TO DO ▸ Locate the string "town" throughout the material and copy every line in which it occurs.

▬▬▬▬▬▬▬▬▬▬

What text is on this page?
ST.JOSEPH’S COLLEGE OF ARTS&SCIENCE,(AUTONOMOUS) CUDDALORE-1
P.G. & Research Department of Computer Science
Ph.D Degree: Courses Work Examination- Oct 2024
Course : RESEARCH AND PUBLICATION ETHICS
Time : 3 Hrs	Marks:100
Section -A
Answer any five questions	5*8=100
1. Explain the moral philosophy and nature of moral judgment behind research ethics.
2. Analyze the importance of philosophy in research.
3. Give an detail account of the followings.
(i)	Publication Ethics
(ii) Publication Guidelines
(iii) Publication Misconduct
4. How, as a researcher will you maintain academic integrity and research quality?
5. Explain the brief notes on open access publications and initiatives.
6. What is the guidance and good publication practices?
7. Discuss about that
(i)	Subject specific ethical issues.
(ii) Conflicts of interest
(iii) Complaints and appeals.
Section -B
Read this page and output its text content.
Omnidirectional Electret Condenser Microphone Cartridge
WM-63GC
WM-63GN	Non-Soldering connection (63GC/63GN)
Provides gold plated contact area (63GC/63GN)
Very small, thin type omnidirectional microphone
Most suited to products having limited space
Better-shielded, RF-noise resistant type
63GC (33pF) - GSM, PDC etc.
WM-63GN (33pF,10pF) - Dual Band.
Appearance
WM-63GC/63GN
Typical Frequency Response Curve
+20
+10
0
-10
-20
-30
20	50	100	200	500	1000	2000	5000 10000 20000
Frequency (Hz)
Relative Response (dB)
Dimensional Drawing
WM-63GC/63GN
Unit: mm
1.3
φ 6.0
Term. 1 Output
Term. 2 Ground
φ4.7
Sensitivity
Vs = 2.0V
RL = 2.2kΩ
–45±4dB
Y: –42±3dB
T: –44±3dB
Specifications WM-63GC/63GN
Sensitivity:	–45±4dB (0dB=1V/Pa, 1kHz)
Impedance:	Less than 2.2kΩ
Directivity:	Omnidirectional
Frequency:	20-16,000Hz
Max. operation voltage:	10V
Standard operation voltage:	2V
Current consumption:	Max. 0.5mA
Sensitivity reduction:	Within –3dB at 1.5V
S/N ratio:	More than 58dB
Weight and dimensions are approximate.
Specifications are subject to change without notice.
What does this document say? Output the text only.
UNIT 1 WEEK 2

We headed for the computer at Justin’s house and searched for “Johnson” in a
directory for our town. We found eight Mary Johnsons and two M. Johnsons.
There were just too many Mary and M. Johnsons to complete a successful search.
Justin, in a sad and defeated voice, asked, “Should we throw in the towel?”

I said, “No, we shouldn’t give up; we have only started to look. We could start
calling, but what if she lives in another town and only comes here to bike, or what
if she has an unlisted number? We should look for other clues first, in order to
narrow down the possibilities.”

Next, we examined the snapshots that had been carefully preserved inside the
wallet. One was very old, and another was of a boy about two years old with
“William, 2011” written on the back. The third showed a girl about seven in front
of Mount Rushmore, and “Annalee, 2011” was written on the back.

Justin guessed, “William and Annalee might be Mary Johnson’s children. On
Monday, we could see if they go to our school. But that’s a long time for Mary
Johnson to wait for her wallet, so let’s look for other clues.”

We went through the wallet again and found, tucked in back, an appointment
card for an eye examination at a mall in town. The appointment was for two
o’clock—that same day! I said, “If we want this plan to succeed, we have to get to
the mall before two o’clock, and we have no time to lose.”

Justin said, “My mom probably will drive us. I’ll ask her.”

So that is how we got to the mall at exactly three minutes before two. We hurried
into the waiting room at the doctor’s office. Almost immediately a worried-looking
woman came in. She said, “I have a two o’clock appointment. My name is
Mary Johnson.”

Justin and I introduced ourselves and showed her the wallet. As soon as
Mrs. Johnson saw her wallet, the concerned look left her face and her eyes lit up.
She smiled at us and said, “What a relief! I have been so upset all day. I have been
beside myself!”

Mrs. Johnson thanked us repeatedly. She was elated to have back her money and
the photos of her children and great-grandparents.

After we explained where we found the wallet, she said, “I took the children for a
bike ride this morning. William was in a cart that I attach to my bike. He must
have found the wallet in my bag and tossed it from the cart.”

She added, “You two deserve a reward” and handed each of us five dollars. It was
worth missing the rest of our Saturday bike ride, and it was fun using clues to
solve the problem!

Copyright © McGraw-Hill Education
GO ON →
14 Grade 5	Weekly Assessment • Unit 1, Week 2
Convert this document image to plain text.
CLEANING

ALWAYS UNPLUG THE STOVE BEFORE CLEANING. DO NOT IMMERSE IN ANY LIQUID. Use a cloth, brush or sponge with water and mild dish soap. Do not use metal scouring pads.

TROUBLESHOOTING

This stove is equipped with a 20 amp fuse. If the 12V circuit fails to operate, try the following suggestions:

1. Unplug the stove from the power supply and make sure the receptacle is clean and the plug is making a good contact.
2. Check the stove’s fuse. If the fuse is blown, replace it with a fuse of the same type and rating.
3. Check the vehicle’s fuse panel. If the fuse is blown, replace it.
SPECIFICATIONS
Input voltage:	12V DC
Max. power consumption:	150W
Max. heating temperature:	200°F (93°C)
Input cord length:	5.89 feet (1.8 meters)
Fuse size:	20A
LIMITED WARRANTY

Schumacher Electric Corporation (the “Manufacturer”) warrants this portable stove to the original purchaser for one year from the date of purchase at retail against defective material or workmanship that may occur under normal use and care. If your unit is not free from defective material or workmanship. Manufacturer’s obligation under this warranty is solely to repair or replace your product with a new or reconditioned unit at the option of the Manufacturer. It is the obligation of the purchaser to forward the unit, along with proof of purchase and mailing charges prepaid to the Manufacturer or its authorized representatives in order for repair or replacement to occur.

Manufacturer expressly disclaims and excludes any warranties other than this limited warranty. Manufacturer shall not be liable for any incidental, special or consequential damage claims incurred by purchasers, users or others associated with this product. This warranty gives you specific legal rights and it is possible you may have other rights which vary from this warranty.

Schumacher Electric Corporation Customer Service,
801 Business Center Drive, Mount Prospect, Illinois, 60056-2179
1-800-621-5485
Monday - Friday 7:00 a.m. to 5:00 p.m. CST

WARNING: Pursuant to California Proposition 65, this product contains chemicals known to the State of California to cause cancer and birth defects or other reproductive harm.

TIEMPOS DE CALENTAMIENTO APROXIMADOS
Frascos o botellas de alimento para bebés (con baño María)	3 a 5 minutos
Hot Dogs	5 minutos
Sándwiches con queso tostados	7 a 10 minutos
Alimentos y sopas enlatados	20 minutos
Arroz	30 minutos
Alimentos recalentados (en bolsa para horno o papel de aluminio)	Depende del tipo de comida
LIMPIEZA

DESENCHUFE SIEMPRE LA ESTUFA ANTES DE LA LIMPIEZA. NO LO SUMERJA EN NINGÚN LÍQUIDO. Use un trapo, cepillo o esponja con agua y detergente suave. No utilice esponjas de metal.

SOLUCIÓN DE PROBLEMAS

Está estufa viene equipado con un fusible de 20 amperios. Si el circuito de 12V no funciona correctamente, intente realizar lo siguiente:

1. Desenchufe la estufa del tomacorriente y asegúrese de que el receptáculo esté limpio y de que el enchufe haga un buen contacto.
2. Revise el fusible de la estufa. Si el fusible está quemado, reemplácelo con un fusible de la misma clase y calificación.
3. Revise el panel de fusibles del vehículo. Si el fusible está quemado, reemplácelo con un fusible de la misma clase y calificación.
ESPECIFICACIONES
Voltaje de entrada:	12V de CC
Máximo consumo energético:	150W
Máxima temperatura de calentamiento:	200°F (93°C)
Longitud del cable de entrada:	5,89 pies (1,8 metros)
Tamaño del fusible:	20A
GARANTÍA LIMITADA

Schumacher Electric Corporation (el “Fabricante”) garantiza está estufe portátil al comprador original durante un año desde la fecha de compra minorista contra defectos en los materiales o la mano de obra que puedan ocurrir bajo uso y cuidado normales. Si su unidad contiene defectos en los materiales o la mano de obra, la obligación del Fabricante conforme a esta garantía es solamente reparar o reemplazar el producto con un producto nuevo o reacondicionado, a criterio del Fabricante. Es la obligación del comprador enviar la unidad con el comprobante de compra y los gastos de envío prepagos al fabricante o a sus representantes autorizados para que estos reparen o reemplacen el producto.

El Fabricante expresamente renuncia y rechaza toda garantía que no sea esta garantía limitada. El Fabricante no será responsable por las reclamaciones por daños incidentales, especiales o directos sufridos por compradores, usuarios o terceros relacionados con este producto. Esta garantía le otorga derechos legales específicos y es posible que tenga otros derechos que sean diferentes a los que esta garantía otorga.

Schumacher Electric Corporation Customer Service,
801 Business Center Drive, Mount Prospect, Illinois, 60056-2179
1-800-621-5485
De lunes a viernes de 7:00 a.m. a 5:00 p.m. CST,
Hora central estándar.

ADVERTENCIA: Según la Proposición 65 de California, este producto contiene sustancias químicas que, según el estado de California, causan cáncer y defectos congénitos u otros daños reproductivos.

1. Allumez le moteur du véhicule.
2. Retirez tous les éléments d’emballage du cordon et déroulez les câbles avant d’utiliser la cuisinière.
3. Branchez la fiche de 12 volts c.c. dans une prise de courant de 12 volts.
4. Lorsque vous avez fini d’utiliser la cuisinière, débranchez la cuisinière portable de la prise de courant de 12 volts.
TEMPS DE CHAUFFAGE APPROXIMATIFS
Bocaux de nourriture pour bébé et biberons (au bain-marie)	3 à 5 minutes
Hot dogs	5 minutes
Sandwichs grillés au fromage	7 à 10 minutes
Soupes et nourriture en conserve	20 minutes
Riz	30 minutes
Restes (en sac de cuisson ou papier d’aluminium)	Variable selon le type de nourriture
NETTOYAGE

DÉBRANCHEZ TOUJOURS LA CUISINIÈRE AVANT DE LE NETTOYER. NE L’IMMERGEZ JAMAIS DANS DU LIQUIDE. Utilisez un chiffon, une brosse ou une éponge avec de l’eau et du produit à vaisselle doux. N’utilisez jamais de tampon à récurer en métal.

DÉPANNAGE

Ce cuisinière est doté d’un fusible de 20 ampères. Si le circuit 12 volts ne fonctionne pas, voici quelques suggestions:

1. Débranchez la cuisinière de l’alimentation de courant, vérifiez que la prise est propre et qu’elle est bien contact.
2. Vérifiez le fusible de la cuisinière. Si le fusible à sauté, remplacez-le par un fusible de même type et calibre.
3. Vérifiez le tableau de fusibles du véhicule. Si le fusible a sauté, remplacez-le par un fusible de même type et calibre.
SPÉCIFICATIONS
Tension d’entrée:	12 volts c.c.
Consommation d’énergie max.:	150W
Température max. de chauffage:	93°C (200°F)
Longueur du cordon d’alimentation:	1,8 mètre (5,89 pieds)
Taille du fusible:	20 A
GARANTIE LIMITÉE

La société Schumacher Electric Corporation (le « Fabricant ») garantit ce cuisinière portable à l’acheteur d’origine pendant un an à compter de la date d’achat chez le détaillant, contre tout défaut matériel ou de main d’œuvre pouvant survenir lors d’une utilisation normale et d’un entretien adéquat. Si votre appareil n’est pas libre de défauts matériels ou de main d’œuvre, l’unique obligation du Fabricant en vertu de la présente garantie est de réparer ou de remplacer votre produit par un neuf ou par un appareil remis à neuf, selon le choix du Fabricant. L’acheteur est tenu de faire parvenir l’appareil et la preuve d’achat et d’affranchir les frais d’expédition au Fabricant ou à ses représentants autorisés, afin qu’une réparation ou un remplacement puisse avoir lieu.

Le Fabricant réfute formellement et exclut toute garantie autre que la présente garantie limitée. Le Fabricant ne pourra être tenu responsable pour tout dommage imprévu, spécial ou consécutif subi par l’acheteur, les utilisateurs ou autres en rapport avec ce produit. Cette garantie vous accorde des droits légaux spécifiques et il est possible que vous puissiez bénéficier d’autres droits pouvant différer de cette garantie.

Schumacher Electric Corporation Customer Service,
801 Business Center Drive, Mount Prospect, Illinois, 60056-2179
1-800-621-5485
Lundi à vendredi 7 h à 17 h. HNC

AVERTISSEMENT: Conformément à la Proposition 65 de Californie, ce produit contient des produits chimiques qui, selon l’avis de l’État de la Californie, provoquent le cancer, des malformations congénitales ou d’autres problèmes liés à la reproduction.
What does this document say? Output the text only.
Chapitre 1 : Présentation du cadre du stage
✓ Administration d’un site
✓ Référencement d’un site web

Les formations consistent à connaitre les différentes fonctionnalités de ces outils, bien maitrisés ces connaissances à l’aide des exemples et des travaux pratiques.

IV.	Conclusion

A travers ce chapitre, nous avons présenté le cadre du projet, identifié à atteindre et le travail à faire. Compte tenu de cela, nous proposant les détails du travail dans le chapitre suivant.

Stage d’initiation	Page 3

▬▬▬▬▬▬▬▬▬▬

SOLUTION ▸
directory for our town. We found eight Mary Johnsons and two M. Johnsons.
calling, but what if she lives in another town and only comes here to bike, or what
card for an eye examination at a mall in town. The appointment was for two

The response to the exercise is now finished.